● **Set problem**: Return all lines where the word "content" can be found.

● **Supplied data**:

>> BEGIN

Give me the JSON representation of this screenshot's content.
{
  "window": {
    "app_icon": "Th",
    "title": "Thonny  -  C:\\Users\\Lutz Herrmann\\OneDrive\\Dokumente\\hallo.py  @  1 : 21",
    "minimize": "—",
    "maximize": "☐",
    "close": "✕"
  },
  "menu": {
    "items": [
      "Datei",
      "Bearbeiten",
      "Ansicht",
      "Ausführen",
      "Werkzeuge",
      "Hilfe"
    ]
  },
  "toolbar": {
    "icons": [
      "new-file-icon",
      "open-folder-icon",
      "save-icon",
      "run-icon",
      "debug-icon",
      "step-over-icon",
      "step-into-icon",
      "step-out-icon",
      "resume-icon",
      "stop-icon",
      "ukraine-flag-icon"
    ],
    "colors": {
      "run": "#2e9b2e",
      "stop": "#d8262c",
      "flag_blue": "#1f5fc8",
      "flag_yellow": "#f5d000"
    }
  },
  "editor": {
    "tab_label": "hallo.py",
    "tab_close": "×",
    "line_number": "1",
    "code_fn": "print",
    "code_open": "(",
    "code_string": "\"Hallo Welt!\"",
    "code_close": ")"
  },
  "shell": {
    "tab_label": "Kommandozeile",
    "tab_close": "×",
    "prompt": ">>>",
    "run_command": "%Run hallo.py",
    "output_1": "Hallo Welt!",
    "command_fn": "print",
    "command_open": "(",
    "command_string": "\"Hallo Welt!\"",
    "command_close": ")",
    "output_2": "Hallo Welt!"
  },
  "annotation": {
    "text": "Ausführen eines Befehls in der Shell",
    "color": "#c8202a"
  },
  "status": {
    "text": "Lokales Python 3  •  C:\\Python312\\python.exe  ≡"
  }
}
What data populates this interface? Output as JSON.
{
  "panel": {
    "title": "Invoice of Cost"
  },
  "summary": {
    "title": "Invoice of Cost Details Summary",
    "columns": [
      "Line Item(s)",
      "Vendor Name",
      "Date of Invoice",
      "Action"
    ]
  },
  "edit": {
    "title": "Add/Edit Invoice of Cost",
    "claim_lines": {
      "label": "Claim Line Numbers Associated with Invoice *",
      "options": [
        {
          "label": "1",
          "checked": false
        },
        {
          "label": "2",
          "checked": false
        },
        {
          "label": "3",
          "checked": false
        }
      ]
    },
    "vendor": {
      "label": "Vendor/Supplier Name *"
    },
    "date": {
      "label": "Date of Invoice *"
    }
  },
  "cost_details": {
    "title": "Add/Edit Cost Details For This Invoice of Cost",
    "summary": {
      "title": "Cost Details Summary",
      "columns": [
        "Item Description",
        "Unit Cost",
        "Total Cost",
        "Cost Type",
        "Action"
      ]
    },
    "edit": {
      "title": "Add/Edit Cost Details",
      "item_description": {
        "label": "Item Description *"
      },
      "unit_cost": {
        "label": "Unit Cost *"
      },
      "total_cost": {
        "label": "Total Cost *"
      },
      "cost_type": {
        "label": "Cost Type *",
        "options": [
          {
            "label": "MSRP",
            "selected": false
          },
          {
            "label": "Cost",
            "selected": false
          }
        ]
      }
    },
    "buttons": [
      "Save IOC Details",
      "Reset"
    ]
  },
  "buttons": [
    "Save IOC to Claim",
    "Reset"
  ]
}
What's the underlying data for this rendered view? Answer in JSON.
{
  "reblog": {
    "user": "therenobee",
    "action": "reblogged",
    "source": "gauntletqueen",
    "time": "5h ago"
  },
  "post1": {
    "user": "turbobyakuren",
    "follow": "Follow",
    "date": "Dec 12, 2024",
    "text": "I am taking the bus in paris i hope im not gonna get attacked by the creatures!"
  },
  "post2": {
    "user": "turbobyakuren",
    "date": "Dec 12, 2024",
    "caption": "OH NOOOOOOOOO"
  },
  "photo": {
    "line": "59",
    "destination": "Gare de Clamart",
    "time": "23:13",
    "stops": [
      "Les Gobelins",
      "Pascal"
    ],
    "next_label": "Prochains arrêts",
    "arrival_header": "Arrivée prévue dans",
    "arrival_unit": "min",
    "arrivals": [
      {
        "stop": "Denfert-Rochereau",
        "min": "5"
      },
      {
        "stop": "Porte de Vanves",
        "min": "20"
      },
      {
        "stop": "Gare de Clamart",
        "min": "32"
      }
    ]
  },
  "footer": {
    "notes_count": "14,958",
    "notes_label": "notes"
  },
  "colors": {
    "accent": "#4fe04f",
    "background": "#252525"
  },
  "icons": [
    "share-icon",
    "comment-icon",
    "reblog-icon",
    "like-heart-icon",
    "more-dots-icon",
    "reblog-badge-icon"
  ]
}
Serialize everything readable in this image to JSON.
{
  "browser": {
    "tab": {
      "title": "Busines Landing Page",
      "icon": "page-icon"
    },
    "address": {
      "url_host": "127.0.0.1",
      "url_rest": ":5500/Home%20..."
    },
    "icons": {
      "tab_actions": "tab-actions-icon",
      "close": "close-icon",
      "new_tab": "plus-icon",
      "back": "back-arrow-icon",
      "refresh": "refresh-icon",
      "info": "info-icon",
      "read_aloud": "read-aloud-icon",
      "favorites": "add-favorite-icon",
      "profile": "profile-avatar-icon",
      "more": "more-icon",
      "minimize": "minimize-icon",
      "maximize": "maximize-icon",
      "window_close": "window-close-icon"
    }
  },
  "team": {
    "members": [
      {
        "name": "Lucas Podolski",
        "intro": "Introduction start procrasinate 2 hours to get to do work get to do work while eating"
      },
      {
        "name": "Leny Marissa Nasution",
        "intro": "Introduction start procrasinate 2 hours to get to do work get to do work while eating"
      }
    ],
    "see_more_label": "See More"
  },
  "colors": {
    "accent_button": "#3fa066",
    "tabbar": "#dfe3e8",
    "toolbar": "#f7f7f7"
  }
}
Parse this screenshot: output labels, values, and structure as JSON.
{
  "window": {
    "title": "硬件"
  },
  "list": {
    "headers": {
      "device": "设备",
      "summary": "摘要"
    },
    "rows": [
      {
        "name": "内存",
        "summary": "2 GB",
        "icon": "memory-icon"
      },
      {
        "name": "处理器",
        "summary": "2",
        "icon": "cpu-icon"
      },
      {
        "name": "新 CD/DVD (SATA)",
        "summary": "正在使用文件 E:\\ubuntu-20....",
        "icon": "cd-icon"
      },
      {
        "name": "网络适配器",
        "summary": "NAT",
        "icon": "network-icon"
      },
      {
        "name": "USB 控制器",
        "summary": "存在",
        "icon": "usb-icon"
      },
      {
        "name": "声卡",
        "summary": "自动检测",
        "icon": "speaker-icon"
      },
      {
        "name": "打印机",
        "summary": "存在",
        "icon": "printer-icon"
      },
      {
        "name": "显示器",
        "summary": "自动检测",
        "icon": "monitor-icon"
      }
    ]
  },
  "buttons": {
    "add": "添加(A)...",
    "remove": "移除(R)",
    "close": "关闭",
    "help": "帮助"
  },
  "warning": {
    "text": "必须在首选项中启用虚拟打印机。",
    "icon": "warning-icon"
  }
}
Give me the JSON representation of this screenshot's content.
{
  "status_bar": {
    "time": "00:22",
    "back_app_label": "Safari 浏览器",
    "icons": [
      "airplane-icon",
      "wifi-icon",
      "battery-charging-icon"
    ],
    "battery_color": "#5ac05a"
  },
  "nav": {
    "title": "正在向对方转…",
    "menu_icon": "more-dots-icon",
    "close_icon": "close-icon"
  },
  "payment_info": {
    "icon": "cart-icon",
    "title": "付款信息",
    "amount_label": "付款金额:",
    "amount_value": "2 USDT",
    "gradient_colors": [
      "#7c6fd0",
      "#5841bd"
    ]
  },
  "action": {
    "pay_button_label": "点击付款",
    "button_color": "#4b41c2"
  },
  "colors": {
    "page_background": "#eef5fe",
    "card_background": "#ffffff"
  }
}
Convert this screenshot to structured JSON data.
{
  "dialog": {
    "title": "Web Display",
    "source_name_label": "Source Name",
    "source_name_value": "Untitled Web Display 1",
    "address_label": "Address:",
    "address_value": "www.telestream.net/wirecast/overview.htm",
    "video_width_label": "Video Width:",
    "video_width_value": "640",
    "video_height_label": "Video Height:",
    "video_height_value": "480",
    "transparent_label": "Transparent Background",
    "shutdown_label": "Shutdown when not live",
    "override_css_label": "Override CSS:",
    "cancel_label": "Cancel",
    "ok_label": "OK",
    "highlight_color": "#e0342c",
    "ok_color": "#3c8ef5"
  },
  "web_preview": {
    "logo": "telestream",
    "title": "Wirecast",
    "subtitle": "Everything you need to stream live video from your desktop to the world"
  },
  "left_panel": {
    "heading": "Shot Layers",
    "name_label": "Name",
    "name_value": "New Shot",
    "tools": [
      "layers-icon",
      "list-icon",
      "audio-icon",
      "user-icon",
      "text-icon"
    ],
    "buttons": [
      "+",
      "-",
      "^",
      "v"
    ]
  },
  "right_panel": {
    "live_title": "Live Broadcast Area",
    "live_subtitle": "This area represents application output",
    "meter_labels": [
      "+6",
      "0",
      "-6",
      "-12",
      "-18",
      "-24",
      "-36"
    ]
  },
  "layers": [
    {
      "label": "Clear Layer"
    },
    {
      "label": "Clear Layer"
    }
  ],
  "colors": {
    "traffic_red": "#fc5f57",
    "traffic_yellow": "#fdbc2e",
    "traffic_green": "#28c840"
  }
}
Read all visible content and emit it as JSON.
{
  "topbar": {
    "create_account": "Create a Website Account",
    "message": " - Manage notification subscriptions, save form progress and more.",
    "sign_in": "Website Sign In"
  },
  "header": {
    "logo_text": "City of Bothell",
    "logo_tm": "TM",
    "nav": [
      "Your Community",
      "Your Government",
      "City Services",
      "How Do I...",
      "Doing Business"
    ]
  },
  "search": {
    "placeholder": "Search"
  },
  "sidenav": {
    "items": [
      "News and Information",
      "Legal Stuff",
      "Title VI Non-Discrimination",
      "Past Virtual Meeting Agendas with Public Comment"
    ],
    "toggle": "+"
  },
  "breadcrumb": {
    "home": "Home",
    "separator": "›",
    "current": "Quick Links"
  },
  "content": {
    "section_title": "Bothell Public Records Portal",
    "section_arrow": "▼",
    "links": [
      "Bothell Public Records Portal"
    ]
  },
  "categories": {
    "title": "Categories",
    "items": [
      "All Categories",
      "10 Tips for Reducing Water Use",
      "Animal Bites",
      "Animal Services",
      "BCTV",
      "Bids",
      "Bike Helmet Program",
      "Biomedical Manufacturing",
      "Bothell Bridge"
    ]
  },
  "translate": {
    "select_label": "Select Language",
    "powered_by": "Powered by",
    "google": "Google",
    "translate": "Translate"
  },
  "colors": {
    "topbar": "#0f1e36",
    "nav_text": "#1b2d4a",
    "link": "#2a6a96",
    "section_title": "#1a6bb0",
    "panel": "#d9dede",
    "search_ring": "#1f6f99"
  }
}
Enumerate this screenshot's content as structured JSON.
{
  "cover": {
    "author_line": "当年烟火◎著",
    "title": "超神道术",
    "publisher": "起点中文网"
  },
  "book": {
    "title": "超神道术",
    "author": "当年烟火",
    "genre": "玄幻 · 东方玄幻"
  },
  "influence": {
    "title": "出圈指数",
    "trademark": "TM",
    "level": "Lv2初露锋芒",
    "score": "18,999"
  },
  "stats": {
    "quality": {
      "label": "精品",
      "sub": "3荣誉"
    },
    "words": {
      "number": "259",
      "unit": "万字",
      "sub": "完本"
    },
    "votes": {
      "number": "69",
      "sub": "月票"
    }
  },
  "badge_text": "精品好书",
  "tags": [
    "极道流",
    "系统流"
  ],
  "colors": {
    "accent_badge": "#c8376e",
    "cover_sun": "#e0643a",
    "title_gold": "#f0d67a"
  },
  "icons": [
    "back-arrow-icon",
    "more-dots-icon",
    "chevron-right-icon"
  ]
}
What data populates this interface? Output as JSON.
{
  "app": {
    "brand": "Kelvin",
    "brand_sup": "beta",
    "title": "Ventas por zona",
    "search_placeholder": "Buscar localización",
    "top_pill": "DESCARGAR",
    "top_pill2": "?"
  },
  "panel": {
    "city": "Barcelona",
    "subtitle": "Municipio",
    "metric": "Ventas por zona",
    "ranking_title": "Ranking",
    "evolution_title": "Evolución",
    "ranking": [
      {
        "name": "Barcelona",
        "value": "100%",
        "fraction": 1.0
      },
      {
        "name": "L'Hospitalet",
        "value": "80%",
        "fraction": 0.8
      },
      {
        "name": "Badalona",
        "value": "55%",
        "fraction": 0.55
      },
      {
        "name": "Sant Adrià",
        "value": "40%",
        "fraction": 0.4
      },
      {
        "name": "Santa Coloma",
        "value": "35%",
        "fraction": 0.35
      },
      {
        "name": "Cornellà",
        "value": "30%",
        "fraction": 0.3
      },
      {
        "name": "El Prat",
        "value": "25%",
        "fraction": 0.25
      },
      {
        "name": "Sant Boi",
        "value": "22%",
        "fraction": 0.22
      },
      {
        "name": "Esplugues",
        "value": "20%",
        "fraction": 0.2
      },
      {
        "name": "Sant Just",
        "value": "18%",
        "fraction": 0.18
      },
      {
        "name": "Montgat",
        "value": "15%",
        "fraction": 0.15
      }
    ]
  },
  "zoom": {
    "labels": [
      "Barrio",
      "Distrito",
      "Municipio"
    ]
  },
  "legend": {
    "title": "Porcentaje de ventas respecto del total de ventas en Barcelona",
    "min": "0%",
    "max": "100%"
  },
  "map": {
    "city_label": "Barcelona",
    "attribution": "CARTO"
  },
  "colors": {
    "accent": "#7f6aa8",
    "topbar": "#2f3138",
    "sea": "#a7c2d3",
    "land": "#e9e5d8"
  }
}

>> END

● **Task answer**:
Give me the JSON representation of this screenshot's content.
Give me the JSON representation of this screenshot's content.
Read all visible content and emit it as JSON.
  "content": {
Enumerate this screenshot's content as structured JSON.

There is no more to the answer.